**WHAT YOU SHOULD DO:** Restate the full set of records exactly, without adding or dropping a word.

[Records from a data source]

::::::

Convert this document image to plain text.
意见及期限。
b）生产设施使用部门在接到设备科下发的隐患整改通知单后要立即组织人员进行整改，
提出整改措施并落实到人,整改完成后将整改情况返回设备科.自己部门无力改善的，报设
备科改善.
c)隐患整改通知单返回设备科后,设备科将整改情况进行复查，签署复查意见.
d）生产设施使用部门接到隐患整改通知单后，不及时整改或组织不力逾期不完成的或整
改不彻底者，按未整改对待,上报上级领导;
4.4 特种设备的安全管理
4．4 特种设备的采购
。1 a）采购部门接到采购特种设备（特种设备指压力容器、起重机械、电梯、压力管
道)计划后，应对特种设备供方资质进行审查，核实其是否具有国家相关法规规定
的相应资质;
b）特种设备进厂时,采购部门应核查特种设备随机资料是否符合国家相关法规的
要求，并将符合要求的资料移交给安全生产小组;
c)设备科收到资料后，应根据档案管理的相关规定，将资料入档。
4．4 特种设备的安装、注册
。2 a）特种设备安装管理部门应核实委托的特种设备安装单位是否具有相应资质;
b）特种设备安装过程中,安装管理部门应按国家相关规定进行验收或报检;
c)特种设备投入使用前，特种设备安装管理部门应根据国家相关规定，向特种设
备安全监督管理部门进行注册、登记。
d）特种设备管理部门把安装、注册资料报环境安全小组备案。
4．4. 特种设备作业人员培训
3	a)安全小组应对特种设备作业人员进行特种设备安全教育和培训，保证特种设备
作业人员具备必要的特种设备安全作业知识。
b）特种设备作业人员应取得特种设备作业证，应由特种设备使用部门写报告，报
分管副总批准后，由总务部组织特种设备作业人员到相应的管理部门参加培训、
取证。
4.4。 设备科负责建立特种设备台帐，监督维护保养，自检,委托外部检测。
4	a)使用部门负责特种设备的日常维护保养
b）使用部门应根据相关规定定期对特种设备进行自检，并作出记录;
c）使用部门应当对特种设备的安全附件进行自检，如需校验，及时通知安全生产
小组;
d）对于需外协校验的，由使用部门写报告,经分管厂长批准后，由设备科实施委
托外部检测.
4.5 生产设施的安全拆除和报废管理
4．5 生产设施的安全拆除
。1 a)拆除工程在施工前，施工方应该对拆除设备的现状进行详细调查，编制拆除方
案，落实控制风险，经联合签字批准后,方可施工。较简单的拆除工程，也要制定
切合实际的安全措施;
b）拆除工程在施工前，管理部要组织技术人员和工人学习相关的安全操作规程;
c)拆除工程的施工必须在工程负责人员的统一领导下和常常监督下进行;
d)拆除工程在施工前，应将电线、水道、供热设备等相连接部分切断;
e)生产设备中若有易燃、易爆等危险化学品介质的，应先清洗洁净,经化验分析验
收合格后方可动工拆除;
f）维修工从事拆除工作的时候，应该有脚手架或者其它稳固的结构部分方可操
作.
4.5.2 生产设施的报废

::::::

**SOLUTION FOR THIS TASK:**
Convert this document image to plain text.
意见及期限。
b）生产设施使用部门在接到设备科下发的隐患整改通知单后要立即组织人员进行整改，
提出整改措施并落实到人,整改完成后将整改情况返回设备科.自己部门无力改善的，报设
备科改善.
c)隐患整改通知单返回设备科后,设备科将整改情况进行复查，签署复查意见.
d）生产设施使用部门接到隐患整改通知单后，不及时整改或组织不力逾期不完成的或整
改不彻底者，按未整改对待,上报上级领导;
4.4 特种设备的安全管理
4．4 特种设备的采购
。1 a）采购部门接到采购特种设备（特种设备指压力容器、起重机械、电梯、压力管
道)计划后，应对特种设备供方资质进行审查，核实其是否具有国家相关法规规定
的相应资质;
b）特种设备进厂时,采购部门应核查特种设备随机资料是否符合国家相关法规的
要求，并将符合要求的资料移交给安全生产小组;
c)设备科收到资料后，应根据档案管理的相关规定，将资料入档。
4．4 特种设备的安装、注册
。2 a）特种设备安装管理部门应核实委托的特种设备安装单位是否具有相应资质;
b）特种设备安装过程中,安装管理部门应按国家相关规定进行验收或报检;
c)特种设备投入使用前，特种设备安装管理部门应根据国家相关规定，向特种设
备安全监督管理部门进行注册、登记。
d）特种设备管理部门把安装、注册资料报环境安全小组备案。
4．4. 特种设备作业人员培训
3	a)安全小组应对特种设备作业人员进行特种设备安全教育和培训，保证特种设备
作业人员具备必要的特种设备安全作业知识。
b）特种设备作业人员应取得特种设备作业证，应由特种设备使用部门写报告，报
分管副总批准后，由总务部组织特种设备作业人员到相应的管理部门参加培训、
取证。
4.4。 设备科负责建立特种设备台帐，监督维护保养，自检,委托外部检测。
4	a)使用部门负责特种设备的日常维护保养
b）使用部门应根据相关规定定期对特种设备进行自检，并作出记录;
c）使用部门应当对特种设备的安全附件进行自检，如需校验，及时通知安全生产
小组;
d）对于需外协校验的，由使用部门写报告,经分管厂长批准后，由设备科实施委
托外部检测.
4.5 生产设施的安全拆除和报废管理
4．5 生产设施的安全拆除
。1 a)拆除工程在施工前，施工方应该对拆除设备的现状进行详细调查，编制拆除方
案，落实控制风险，经联合签字批准后,方可施工。较简单的拆除工程，也要制定
切合实际的安全措施;
b）拆除工程在施工前，管理部要组织技术人员和工人学习相关的安全操作规程;
c)拆除工程的施工必须在工程负责人员的统一领导下和常常监督下进行;
d)拆除工程在施工前，应将电线、水道、供热设备等相连接部分切断;
e)生产设备中若有易燃、易爆等危险化学品介质的，应先清洗洁净,经化验分析验
收合格后方可动工拆除;
f）维修工从事拆除工作的时候，应该有脚手架或者其它稳固的结构部分方可操
作.
4.5.2 生产设施的报废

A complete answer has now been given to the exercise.